::: Records to process :::

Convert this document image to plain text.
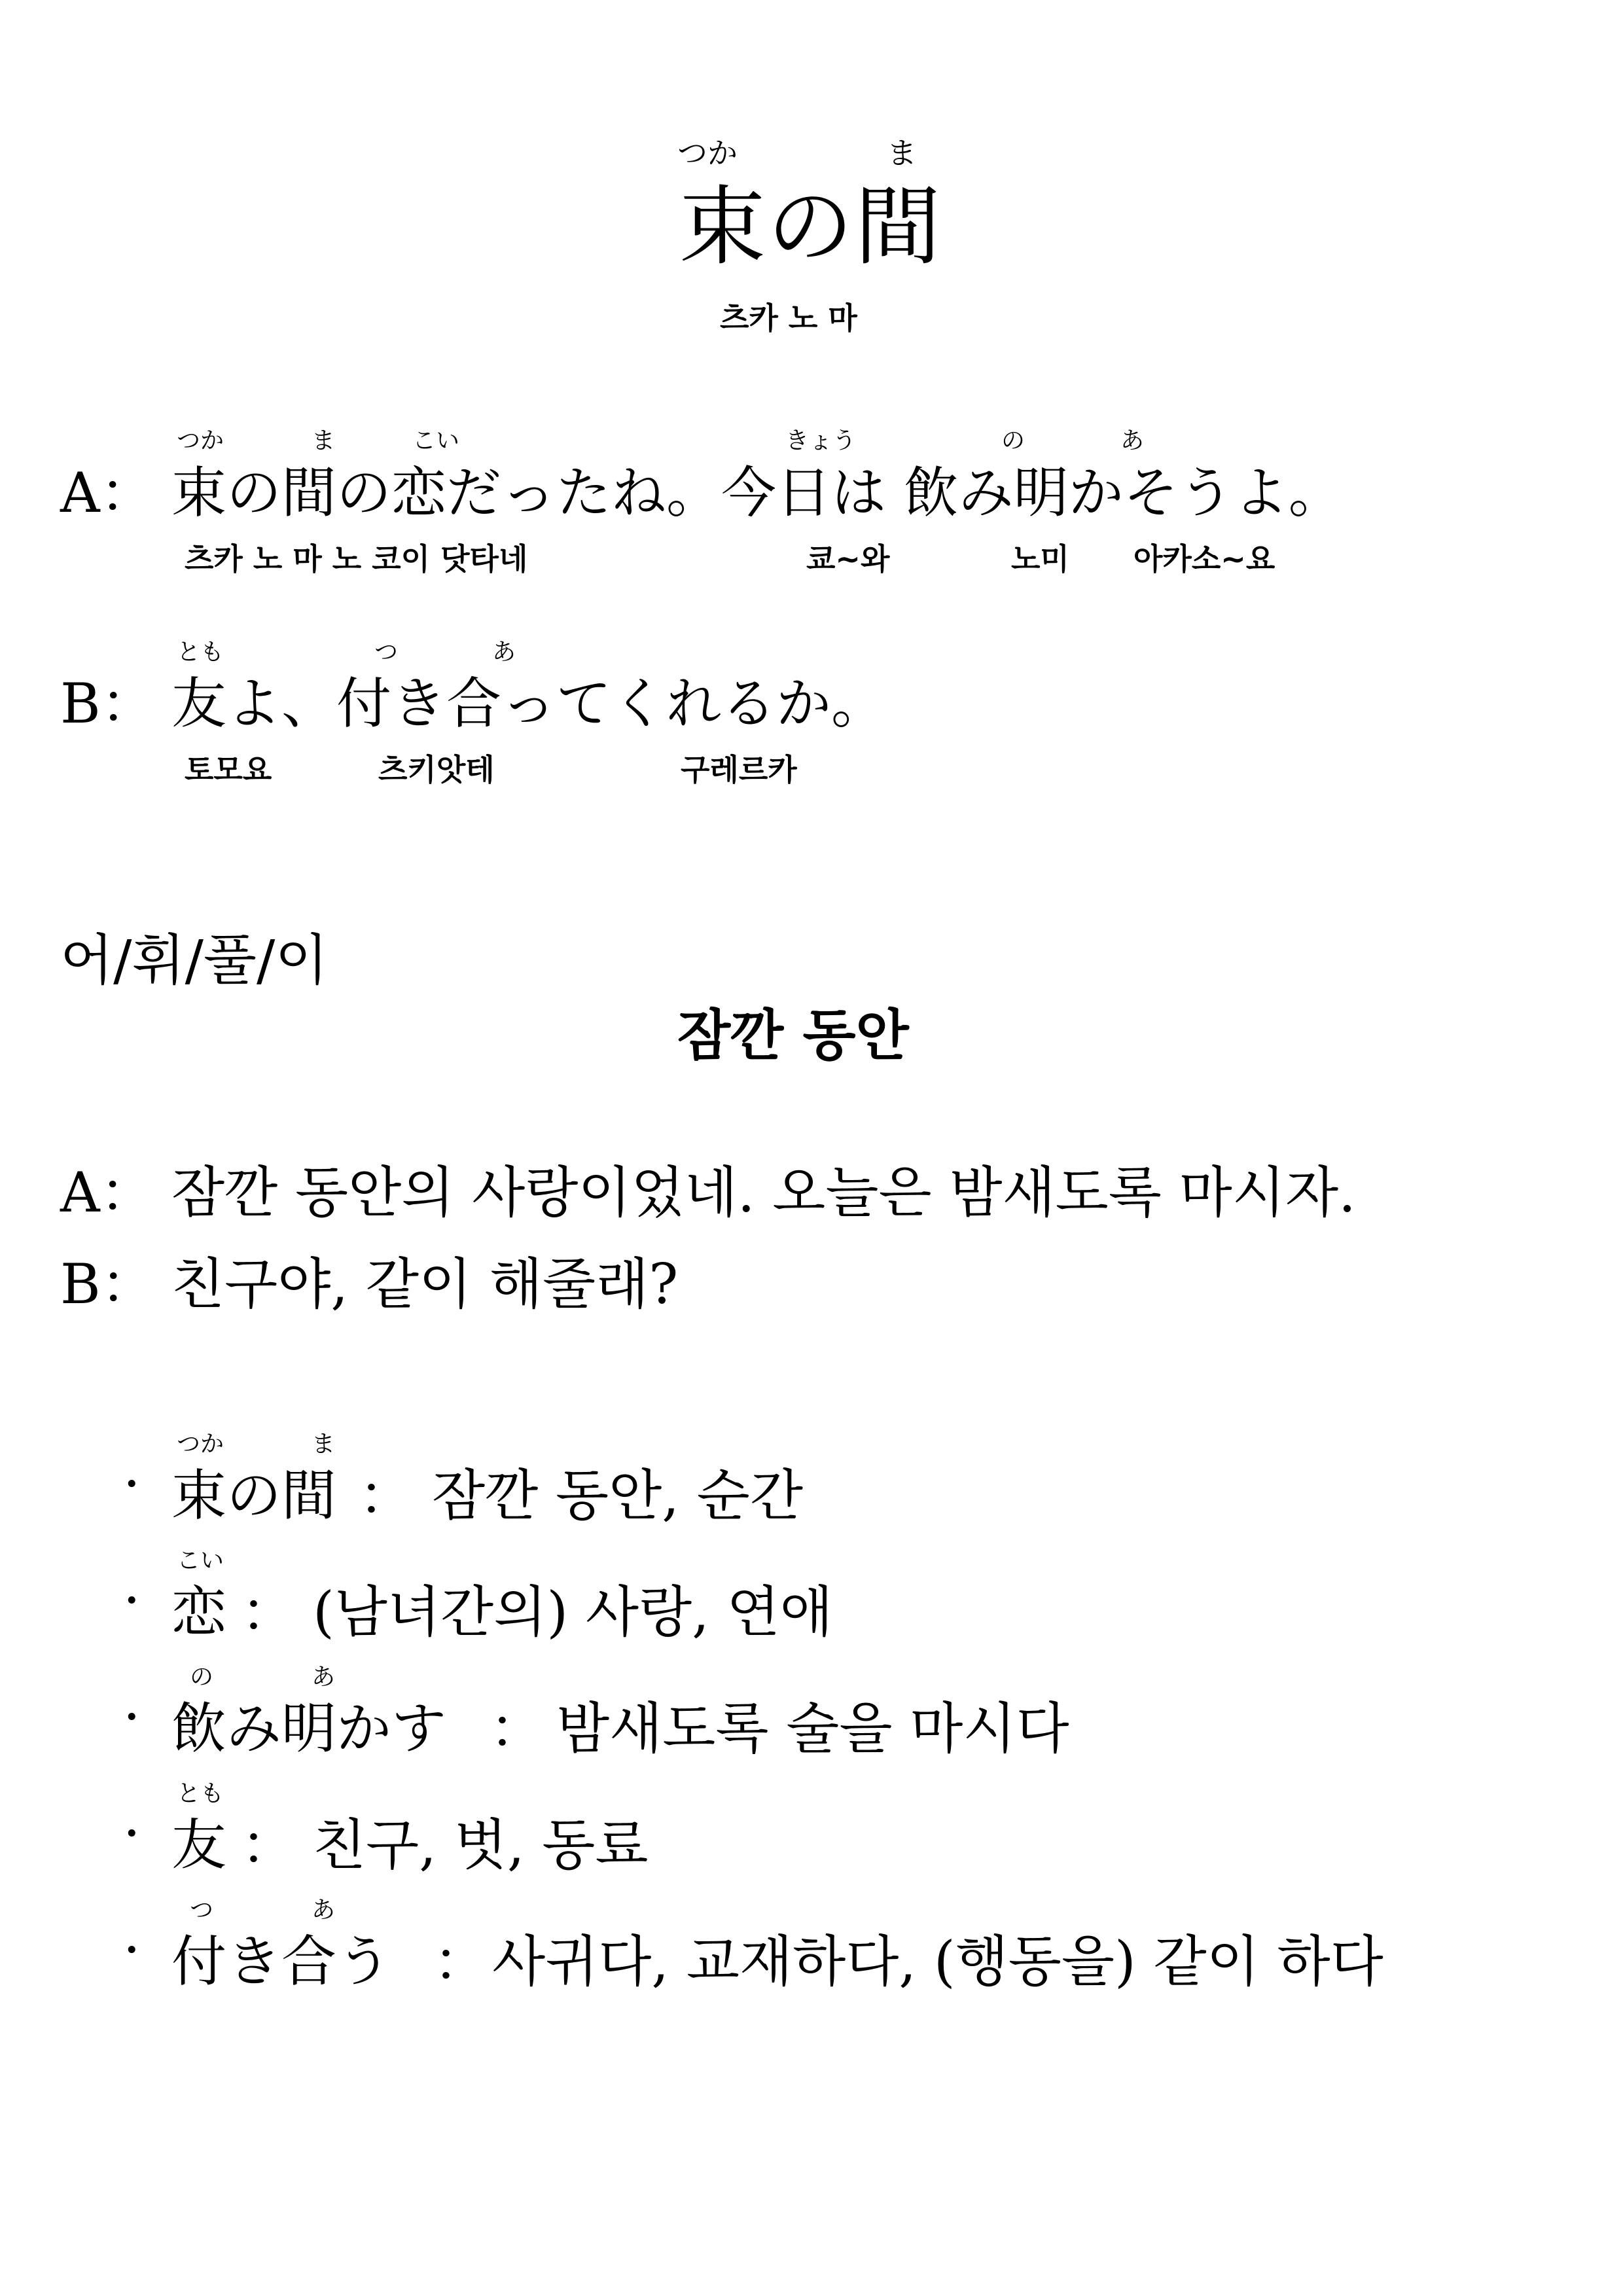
つか	ま
束の間
츠카 노 마
つか	ま	こい	きょう	の	あ
A： 束の間の恋だったね。今日は 飲み明かそうよ。
츠카 노 마 노 코이 닷타네	쿄~와	노미 아카소~요
とも	つ	あ
B： 友よ、付き合ってくれるか。
토모요	츠키앗테	구레르카
어/휘/풀/이
잠깐 동안
A： 잠깐 동안의 사랑이었네. 오늘은 밤새도록 마시자.
B： 친구야, 같이 해줄래?
つか	ま
· 束の間 ： 잠깐 동안, 순간
こい
· 恋 ： (남녀간의) 사랑, 연애
の	あ
· 飲み明かす ： 밤새도록 술을 마시다
とも
· 友 ： 친구, 벗, 동료
つ	あ
· 付き合う ： 사귀다, 교재하다, (행동을) 같이 하다
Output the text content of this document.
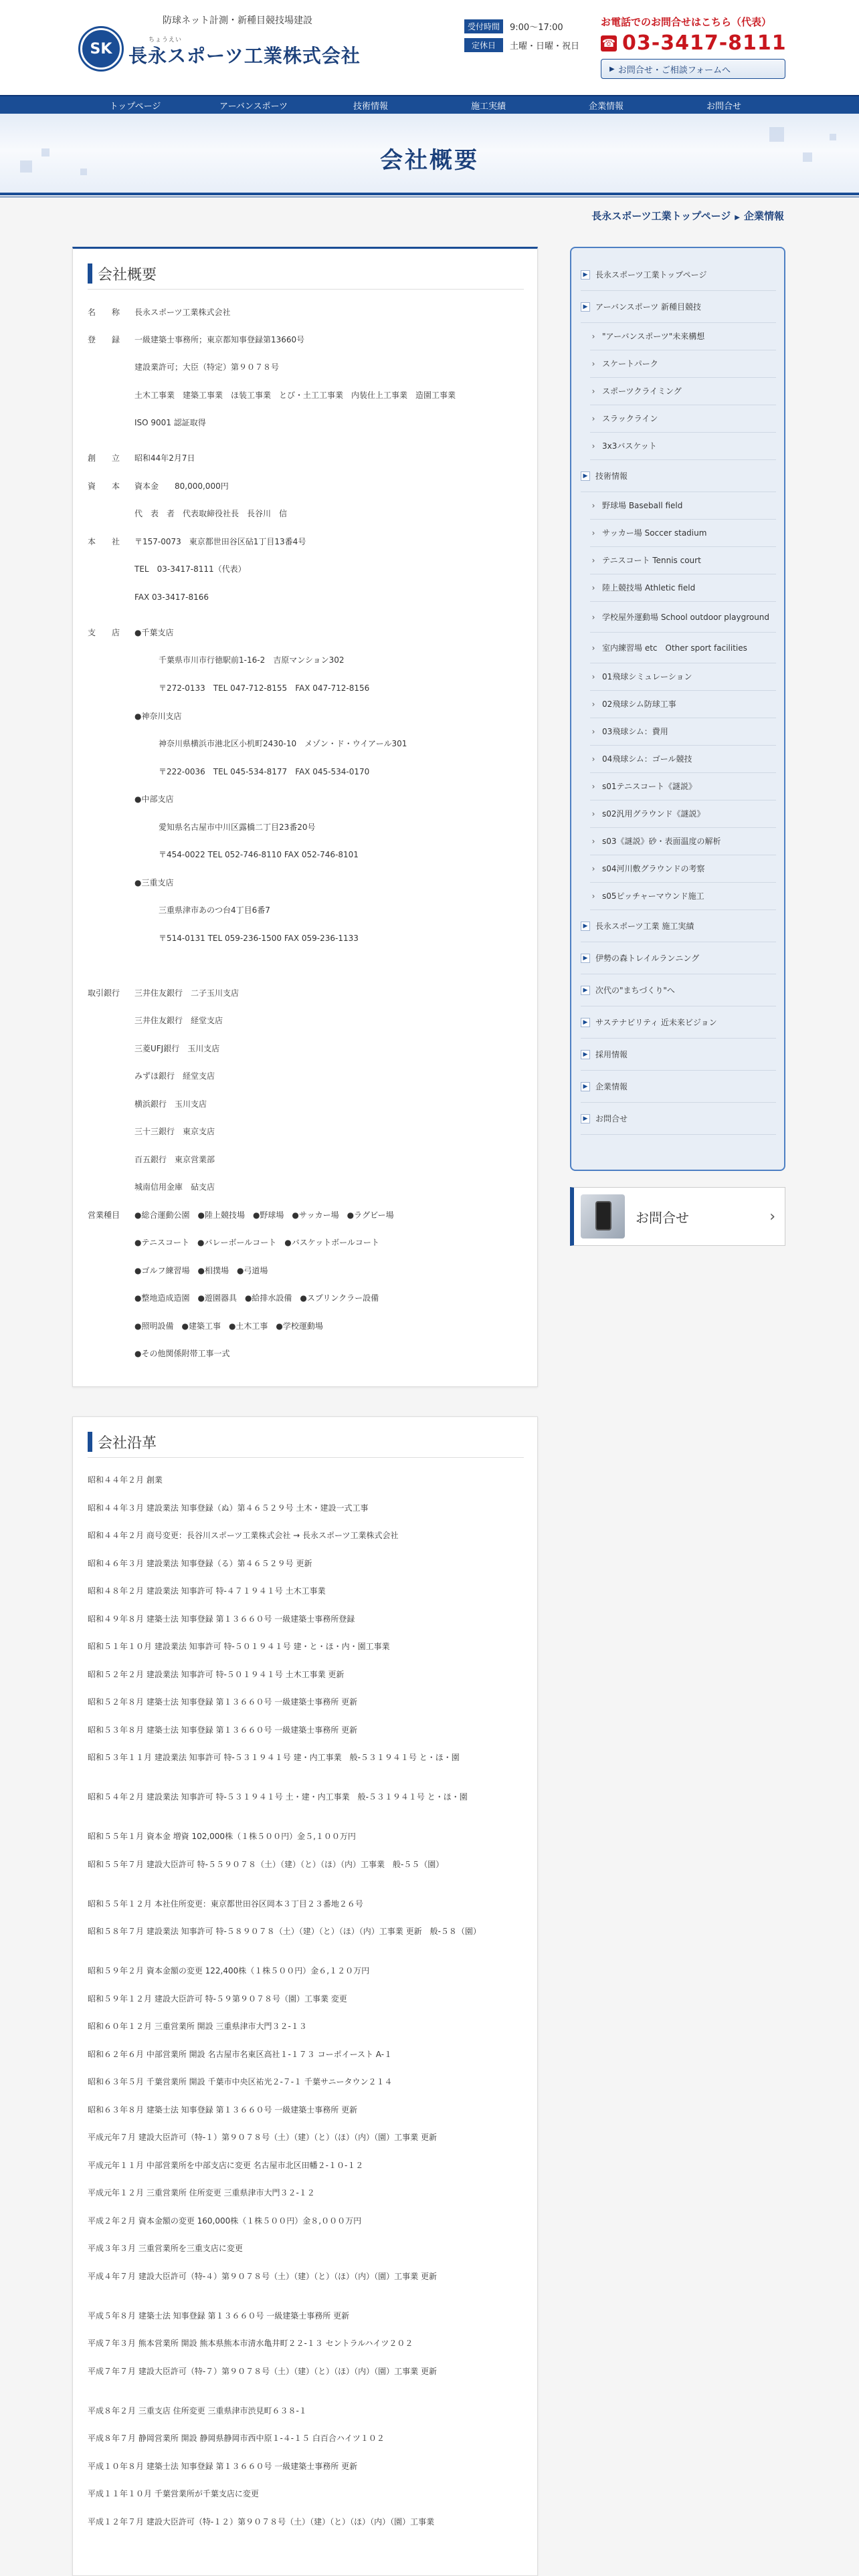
防球ネット計測・新種目競技場建設
SK
ちょうえい
長永スポーツ工業株式会社
受付時間	9:00～17:00
定休日	土曜・日曜・祝日
お電話でのお問合せはこちら（代表）
☎ 03-3417-8111
▶ お問合せ・ご相談フォームへ
トップページ	アーバンスポーツ	技術情報	施工実績	企業情報	お問合せ
会社概要
長永スポーツ工業トップページ ▶ 企業情報
会社概要
名　　称 長永スポーツ工業株式会社
登　　録 一級建築士事務所；東京都知事登録第13660号
建設業許可；大臣（特定）第９０７８号
土木工事業　建築工事業　ほ装工事業　とび・土工工事業　内装仕上工事業　造園工事業
ISO 9001 認証取得
創　　立 昭和44年2月7日
資　　本 資本金　　80,000,000円
代　表　者　代表取締役社長　長谷川　信
本　　社 〒157-0073　東京都世田谷区砧1丁目13番4号
TEL　03-3417-8111（代表）
FAX 03-3417-8166
支　　店 ●千葉支店
千葉県市川市行徳駅前1-16-2　吉原マンション302
〒272-0133　TEL 047-712-8155　FAX 047-712-8156
●神奈川支店
神奈川県横浜市港北区小机町2430-10　メゾン・ド・ウイアール301
〒222-0036　TEL 045-534-8177　FAX 045-534-0170
●中部支店
愛知県名古屋市中川区露橋二丁目23番20号
〒454-0022 TEL 052-746-8110 FAX 052-746-8101
●三重支店
三重県津市あのつ台4丁目6番7
〒514-0131 TEL 059-236-1500 FAX 059-236-1133
取引銀行 三井住友銀行　二子玉川支店
三井住友銀行　経堂支店
三菱UFJ銀行　玉川支店
みずほ銀行　経堂支店
横浜銀行　玉川支店
三十三銀行　東京支店
百五銀行　東京営業部
城南信用金庫　砧支店
営業種目 ●総合運動公園　●陸上競技場　●野球場　●サッカー場　●ラグビー場
●テニスコート　●バレーボールコート　●バスケットボールコート
●ゴルフ練習場　●相撲場　●弓道場
●整地造成造園　●遊園器具　●給排水設備　●スプリンクラー設備
●照明設備　●建築工事　●土木工事　●学校運動場
●その他関係附帯工事一式
会社沿革
昭和４４年２月 創業
昭和４４年３月 建設業法 知事登録（ぬ）第４６５２９号 土木・建設一式工事
昭和４４年２月 商号変更：長谷川スポーツ工業株式会社 → 長永スポーツ工業株式会社
昭和４６年３月 建設業法 知事登録（る）第４６５２９号 更新
昭和４８年２月 建設業法 知事許可 特-４７１９４１号 土木工事業
昭和４９年８月 建築士法 知事登録 第１３６６０号 一級建築士事務所登録
昭和５１年１０月 建設業法 知事許可 特-５０１９４１号 建・と・ほ・内・園工事業
昭和５２年２月 建設業法 知事許可 特-５０１９４１号 土木工事業 更新
昭和５２年８月 建築士法 知事登録 第１３６６０号 一級建築士事務所 更新
昭和５３年８月 建築士法 知事登録 第１３６６０号 一級建築士事務所 更新
昭和５３年１１月 建設業法 知事許可 特-５３１９４１号 建・内工事業　般-５３１９４１号 と・ほ・園
昭和５４年２月 建設業法 知事許可 特-５３１９４１号 土・建・内工事業　般-５３１９４１号 と・ほ・園
昭和５５年１月 資本金 増資 102,000株（１株５００円）金５,１００万円
昭和５５年７月 建設大臣許可 特-５５９０７８（土）（建）（と）（ほ）（内）工事業　般-５５（園）
昭和５５年１２月 本社住所変更：東京都世田谷区岡本３丁目２３番地２６号
昭和５８年７月 建設業法 知事許可 特-５８９０７８（土）（建）（と）（ほ）（内）工事業 更新　般-５８（園）
昭和５９年２月 資本金額の変更 122,400株（１株５００円）金６,１２０万円
昭和５９年１２月 建設大臣許可 特-５９第９０７８号（園）工事業 変更
昭和６０年１２月 三重営業所 開設 三重県津市大門３２-１３
昭和６２年６月 中部営業所 開設 名古屋市名東区高社１-１７３ コーポイースト A-１
昭和６３年５月 千葉営業所 開設 千葉市中央区祐光２-７-１ 千葉サニータウン２１４
昭和６３年８月 建築士法 知事登録 第１３６６０号 一級建築士事務所 更新
平成元年７月 建設大臣許可（特-１）第９０７８号（土）（建）（と）（ほ）（内）（園）工事業 更新
平成元年１１月 中部営業所を中部支店に変更 名古屋市北区田幡２-１０-１２
平成元年１２月 三重営業所 住所変更 三重県津市大門３２-１２
平成２年２月 資本金額の変更 160,000株（１株５００円）金８,０００万円
平成３年３月 三重営業所を三重支店に変更
平成４年７月 建設大臣許可（特-４）第９０７８号（土）（建）（と）（ほ）（内）（園）工事業 更新
平成５年８月 建築士法 知事登録 第１３６６０号 一級建築士事務所 更新
平成７年３月 熊本営業所 開設 熊本県熊本市清水亀井町２２-１３ セントラルハイツ２０２
平成７年７月 建設大臣許可（特-７）第９０７８号（土）（建）（と）（ほ）（内）（園）工事業 更新
平成８年２月 三重支店 住所変更 三重県津市渋見町６３８-１
平成８年７月 静岡営業所 開設 静岡県静岡市西中原１-４-１５ 白百合ハイツ１０２
平成１０年８月 建築士法 知事登録 第１３６６０号 一級建築士事務所 更新
平成１１年１０月 千葉営業所が千葉支店に変更
平成１２年７月 建設大臣許可（特-１２）第９０７８号（土）（建）（と）（ほ）（内）（園）工事業
▶ 長永スポーツ工業トップページ
▶ アーバンスポーツ 新種目競技
› "アーバンスポーツ"未来構想
› スケートパーク
› スポーツクライミング
› スラックライン
› 3x3バスケット
▶ 技術情報
› 野球場 Baseball field
› サッカー場 Soccer stadium
› テニスコート Tennis court
› 陸上競技場 Athletic field
› 学校屋外運動場 School outdoor playground
› 室内練習場 etc　Other sport facilities
› 01飛球シミュレーション
› 02飛球シム防球工事
› 03飛球シム：費用
› 04飛球シム：ゴール競技
› s01テニスコート《謎説》
› s02汎用グラウンド《謎説》
› s03《謎説》砂・表面温度の解析
› s04河川敷グラウンドの考察
› s05ピッチャーマウンド施工
▶ 長永スポーツ工業 施工実績
▶ 伊勢の森トレイルランニング
▶ 次代の"まちづくり"へ
▶ サステナビリティ 近未来ビジョン
▶ 採用情報
▶ 企業情報
▶ お問合せ
お問合せ	›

:::

== What the exercise asks ==
Check each line of the records above for "施工実績", and copy those that have it.

== Full answer ==
トップページ	アーバンスポーツ	技術情報	施工実績	企業情報	お問合せ
▶ 長永スポーツ工業 施工実績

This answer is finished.